Data entries:
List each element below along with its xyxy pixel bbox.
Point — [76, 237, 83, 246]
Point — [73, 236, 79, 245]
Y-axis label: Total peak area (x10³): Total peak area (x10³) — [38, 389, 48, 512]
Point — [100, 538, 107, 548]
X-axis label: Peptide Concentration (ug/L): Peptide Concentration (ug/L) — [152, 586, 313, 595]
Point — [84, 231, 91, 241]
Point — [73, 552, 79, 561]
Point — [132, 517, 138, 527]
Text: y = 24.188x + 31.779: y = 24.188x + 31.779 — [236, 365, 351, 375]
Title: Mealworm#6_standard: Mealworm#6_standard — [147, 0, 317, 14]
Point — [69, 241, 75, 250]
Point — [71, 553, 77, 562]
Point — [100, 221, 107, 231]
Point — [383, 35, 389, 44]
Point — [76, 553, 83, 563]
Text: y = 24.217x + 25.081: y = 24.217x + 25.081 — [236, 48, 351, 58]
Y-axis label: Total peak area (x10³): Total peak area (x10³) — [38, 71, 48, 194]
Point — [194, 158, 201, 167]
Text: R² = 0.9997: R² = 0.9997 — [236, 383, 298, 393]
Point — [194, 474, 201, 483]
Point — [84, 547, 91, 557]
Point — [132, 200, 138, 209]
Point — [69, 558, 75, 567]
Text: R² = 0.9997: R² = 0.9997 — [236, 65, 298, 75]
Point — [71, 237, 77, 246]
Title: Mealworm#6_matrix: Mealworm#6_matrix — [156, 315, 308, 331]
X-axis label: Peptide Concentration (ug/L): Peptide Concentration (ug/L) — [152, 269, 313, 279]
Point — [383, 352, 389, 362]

_EXERCISE REQUIREMENTS:_ Go through the data and retype all of it exactly.

_TASK RESPONSE:_
List each element below along with its xyxy pixel bbox.
Point — [76, 237, 83, 246]
Point — [73, 236, 79, 245]
Y-axis label: Total peak area (x10³): Total peak area (x10³) — [38, 389, 48, 512]
Point — [100, 538, 107, 548]
X-axis label: Peptide Concentration (ug/L): Peptide Concentration (ug/L) — [152, 586, 313, 595]
Point — [84, 231, 91, 241]
Point — [73, 552, 79, 561]
Point — [132, 517, 138, 527]
Text: y = 24.188x + 31.779: y = 24.188x + 31.779 — [236, 365, 351, 375]
Title: Mealworm#6_standard: Mealworm#6_standard — [147, 0, 317, 14]
Point — [69, 241, 75, 250]
Point — [71, 553, 77, 562]
Point — [100, 221, 107, 231]
Point — [383, 35, 389, 44]
Point — [76, 553, 83, 563]
Text: y = 24.217x + 25.081: y = 24.217x + 25.081 — [236, 48, 351, 58]
Y-axis label: Total peak area (x10³): Total peak area (x10³) — [38, 71, 48, 194]
Point — [194, 158, 201, 167]
Text: R² = 0.9997: R² = 0.9997 — [236, 383, 298, 393]
Point — [194, 474, 201, 483]
Point — [84, 547, 91, 557]
Point — [132, 200, 138, 209]
Point — [69, 558, 75, 567]
Text: R² = 0.9997: R² = 0.9997 — [236, 65, 298, 75]
Point — [71, 237, 77, 246]
Title: Mealworm#6_matrix: Mealworm#6_matrix — [156, 315, 308, 331]
X-axis label: Peptide Concentration (ug/L): Peptide Concentration (ug/L) — [152, 269, 313, 279]
Point — [383, 352, 389, 362]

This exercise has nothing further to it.